Brief:
From "HuffPost contributor Christian" to "with Claudia Stauber." in the article on Jordan Chariton's libel lawsuit, reproduce the text with "private online group" substituted for "Facebook discussion group".

Text for analysis:
Former correspondent The Young Turks Jordan Chariton is suing The Huffington Post for libel
The lawsuit was filed with the New York Supreme Court on Monday
Chariton is suing over an article published on the HuffPost Contributor program that accused him of rape
The lawsuit is asking for over $100 million in damages
On Wednesday, a former correspondent for The Young Turks, Jordan Chariton, filed a lawsuit in the New York Supreme Court for libel against the Huffington Post following an article published on the HuffPost Contributor platform on November 16, 2017 that accused him of rape.
HuffPost contributor Christian Chiakulas wrote the article titled, “Jordan Chariton Accused by Former Employees of Sexual Abuse, Harassment.” In the article, Chariton states that Chiakulas falsely accused him of rape.
The lawsuit claims that Chiakulas did not disclose that the article was put together by “Carly Hammond, Zee Cohen and other joint tortfeasors in a Facebook discussion group with the aim of defaming Mr. Chariton and getting him fired.” Hammond is the woman Chiakulas claimed Chariton raped in the HuffPost article.
Chariton also claims Chiakulas did not question Ty Bayliss and Chelsea Lyons, both of whom were present on the night in question. Lyons later spoke out in graphic detail about the incident on a Facebook LIVE video with Claudia Stauber.
The lawsuit claims The Huffington Post indexed the article with Google three times, but refused to remove the Google index for a period of two weeks following the article’s removal. During that time, when you performed a Google search for Jordan Chariton the title of the article was the first thing to come up, despite the article being removed.
Hawgood, Hawgood & Moran
Chariton is represented by Alexander Hawgood of Hawgood, Hawgood & Moran and is requesting over $100 million in damages from The Huffington Post’s parent company, Oath Inc. for Libel Per Se, General Defamation, and Libel by Implication. Chariton is requesting a retraction from The Huffington Post and $3.5 million in monetary relief along with $20 million in punitive damages. The lawsuit also shows Chariton is seeking $3.5 million in monetary relief and $100 million in punitive damages for Negligent Injury to Reputation.
Around the same time Chiakulas’ article was published, Chariton released an article on Medium explaining the night in question. Since the article’s release, multiple employees of Chariton’s outlet Truth Against the Machine have come forward with claims of sexually inappropriate behavior.
Less than 24 hours after the release of the HuffPost article, Chariton claims he received a letter from Matt Atchity informing him he was terminated from his position at TYT. Chariton was given one hour to decide whether the termination would be viewed as a firing or a resignation. Chariton claims Chiakulas’ article was responsible for losing his position with TYT.
Cenk Uygur made a video statement on TYT’s YouTube channel where he claimed during an internal investigation it was discovered that resources from the TYT was being used to help create Chariton’s outlet, Truth Against the Machine. Uyger stated that he believed TATM was just a side project and had no clue any of TYT’s resources were being put towards its growth.
Aside from using TYT’s resources for TATM, Uyger also explained that Chariton’s self-admitted behavior of bringing at least one TYT employee to a hotel room to engage in sexual behavior was completely unacceptable.

Extracted data:
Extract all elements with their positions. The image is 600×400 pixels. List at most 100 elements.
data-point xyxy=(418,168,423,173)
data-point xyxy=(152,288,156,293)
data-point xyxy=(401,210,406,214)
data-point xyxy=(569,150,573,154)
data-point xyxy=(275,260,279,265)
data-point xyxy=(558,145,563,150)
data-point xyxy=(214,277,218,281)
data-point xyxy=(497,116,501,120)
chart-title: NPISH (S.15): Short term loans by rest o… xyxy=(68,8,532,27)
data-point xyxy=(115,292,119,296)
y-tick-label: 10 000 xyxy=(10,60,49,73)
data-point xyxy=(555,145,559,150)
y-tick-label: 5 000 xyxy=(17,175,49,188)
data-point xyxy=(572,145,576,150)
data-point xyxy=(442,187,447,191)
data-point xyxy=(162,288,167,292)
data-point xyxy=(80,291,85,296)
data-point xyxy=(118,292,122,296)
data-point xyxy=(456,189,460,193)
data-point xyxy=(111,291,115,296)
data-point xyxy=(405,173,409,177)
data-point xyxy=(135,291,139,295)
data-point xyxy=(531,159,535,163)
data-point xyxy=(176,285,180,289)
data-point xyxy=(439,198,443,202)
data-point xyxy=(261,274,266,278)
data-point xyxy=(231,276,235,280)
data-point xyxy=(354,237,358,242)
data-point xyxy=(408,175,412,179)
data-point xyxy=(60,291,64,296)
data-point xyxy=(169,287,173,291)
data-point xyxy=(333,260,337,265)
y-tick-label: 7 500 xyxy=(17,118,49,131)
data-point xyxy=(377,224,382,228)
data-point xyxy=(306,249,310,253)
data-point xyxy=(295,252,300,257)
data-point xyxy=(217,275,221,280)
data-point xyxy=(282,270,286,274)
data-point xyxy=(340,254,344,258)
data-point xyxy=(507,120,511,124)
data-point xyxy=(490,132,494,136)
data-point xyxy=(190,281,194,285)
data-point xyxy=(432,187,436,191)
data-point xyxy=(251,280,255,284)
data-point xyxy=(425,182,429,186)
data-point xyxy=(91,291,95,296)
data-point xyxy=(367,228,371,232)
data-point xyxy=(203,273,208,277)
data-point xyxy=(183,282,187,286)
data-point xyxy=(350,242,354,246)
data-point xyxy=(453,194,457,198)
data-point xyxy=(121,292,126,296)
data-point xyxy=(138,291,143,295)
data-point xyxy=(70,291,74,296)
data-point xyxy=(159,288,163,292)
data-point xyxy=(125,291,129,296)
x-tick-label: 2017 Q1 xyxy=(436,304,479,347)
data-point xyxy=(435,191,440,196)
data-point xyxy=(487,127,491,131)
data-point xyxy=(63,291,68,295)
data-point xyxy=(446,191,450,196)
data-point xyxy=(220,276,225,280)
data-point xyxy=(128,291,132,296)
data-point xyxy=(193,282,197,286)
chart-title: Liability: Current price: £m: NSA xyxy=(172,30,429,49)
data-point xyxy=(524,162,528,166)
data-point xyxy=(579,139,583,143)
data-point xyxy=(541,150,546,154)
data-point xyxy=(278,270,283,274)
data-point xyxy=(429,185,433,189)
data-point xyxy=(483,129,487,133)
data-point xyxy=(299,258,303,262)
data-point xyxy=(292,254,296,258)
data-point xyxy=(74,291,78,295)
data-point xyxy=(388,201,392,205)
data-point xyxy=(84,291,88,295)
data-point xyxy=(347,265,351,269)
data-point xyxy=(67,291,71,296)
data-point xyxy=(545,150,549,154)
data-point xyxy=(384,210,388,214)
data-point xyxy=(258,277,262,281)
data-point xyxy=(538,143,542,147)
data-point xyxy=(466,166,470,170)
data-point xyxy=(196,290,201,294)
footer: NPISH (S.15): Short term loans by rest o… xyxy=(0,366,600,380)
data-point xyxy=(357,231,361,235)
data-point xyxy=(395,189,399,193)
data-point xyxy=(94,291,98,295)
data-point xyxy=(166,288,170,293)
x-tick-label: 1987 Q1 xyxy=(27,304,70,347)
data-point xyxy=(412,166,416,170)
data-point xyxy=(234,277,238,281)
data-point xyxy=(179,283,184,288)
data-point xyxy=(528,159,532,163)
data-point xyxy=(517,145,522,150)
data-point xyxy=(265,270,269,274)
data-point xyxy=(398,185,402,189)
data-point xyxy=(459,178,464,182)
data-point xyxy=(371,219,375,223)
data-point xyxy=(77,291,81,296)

Task response:
HuffPost contributor Christian Chiakulas wrote the article titled, “Jordan Chariton Accused by Former Employees of Sexual Abuse, Harassment.” In the article, Chariton states that Chiakulas falsely accused him of rape.
The lawsuit claims that Chiakulas did not disclose that the article was put together by “Carly Hammond, Zee Cohen and other joint tortfeasors in a private online group with the aim of defaming Mr. Chariton and getting him fired.” Hammond is the woman Chiakulas claimed Chariton raped in the HuffPost article.
Chariton also claims Chiakulas did not question Ty Bayliss and Chelsea Lyons, both of whom were present on the night in question. Lyons later spoke out in graphic detail about the incident on a Facebook LIVE video with Claudia Stauber.